EXERCISE BRIEF
In the data below, find every line with the string "this" and pull it out.

┌─ RAW DATA

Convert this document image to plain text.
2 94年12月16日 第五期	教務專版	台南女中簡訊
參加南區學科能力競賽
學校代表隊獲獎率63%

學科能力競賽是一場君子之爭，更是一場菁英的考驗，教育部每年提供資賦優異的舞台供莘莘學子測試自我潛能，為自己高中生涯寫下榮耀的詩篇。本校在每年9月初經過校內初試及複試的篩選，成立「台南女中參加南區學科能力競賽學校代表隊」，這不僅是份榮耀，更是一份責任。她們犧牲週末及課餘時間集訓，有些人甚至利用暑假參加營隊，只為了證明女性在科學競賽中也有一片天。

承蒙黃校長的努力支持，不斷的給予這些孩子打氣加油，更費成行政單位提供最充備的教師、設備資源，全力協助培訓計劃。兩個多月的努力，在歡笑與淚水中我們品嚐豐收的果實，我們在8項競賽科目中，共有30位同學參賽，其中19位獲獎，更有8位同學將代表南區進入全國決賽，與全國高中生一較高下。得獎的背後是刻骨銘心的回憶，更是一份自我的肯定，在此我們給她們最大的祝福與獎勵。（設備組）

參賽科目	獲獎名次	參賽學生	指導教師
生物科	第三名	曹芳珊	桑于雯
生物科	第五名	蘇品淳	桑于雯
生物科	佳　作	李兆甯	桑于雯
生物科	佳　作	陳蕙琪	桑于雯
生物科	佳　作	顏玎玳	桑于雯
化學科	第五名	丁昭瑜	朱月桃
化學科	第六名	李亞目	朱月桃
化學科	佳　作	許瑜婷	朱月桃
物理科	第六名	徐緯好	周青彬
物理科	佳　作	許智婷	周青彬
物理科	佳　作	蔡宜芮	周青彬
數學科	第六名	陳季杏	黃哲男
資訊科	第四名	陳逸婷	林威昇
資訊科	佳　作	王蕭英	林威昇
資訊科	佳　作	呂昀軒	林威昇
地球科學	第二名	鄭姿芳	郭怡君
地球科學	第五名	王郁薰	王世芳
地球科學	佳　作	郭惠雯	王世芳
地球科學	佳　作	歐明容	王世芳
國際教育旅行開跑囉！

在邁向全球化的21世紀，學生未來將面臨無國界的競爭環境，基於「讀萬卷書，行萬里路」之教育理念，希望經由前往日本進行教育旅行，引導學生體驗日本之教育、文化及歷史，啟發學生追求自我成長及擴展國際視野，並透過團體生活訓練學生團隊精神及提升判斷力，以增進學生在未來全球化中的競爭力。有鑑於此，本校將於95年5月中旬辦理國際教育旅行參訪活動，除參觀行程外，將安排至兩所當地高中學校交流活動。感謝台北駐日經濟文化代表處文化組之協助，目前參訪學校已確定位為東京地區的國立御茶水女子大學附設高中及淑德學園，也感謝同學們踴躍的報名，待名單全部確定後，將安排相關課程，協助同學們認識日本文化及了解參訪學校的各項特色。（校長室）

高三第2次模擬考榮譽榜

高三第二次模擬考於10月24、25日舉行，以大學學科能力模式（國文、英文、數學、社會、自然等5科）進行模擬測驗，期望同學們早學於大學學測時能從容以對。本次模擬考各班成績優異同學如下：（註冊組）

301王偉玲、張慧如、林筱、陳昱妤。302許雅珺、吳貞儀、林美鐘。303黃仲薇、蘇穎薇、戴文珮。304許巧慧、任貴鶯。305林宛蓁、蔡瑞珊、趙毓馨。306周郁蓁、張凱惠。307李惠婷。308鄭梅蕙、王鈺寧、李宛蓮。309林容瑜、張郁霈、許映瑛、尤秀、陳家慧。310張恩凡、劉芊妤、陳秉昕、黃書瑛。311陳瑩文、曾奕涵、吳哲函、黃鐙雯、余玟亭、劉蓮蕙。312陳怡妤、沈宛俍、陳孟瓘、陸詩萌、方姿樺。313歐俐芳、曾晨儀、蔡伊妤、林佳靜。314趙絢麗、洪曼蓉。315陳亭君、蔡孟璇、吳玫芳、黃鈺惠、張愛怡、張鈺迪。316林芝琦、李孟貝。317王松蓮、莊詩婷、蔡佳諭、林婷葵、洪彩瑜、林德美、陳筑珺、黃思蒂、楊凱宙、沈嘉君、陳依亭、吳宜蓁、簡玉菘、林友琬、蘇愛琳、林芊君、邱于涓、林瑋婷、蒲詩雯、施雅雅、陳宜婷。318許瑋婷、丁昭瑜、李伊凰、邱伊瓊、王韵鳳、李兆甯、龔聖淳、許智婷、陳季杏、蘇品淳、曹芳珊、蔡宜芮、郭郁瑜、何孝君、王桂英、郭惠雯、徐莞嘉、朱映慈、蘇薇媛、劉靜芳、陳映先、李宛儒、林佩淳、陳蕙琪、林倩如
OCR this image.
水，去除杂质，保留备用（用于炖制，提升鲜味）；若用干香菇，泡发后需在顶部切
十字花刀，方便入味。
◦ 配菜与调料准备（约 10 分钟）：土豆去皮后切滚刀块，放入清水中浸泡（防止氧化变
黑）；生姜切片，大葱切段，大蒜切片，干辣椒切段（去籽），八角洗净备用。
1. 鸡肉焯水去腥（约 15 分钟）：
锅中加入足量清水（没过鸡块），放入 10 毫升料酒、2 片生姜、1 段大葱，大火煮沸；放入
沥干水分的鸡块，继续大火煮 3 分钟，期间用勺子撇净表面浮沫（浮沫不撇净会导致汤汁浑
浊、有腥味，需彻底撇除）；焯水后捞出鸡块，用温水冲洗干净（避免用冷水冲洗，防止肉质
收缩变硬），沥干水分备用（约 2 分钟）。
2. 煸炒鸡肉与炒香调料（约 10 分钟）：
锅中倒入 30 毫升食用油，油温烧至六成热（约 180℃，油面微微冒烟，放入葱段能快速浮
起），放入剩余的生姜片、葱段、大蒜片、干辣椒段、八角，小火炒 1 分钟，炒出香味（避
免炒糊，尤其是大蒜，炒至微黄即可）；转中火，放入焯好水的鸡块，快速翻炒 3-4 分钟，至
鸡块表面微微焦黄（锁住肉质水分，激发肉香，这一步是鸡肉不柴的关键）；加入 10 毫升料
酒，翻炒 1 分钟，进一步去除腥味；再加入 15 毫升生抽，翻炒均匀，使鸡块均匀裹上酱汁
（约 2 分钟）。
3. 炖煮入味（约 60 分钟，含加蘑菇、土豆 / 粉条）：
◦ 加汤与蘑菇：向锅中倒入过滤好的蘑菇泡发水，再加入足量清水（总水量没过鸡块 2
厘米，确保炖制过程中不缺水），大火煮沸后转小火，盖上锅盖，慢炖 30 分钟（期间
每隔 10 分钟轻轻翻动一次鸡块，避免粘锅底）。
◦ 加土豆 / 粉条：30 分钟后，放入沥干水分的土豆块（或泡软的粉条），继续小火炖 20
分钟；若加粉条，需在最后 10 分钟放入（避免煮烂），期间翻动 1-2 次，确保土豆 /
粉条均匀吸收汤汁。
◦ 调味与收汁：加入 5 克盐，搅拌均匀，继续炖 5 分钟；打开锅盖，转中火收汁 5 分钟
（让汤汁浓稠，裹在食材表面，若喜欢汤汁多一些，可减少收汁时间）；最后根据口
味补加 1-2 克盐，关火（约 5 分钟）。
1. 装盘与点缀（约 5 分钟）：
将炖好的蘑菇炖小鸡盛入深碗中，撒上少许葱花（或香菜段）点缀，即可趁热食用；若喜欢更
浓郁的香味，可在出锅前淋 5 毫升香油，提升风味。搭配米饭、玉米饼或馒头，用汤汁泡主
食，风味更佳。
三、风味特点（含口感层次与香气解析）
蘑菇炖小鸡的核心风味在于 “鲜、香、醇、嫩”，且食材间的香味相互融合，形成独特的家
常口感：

└─

TASK OUTPUT
Convert this document image to plain text.
OCR this image.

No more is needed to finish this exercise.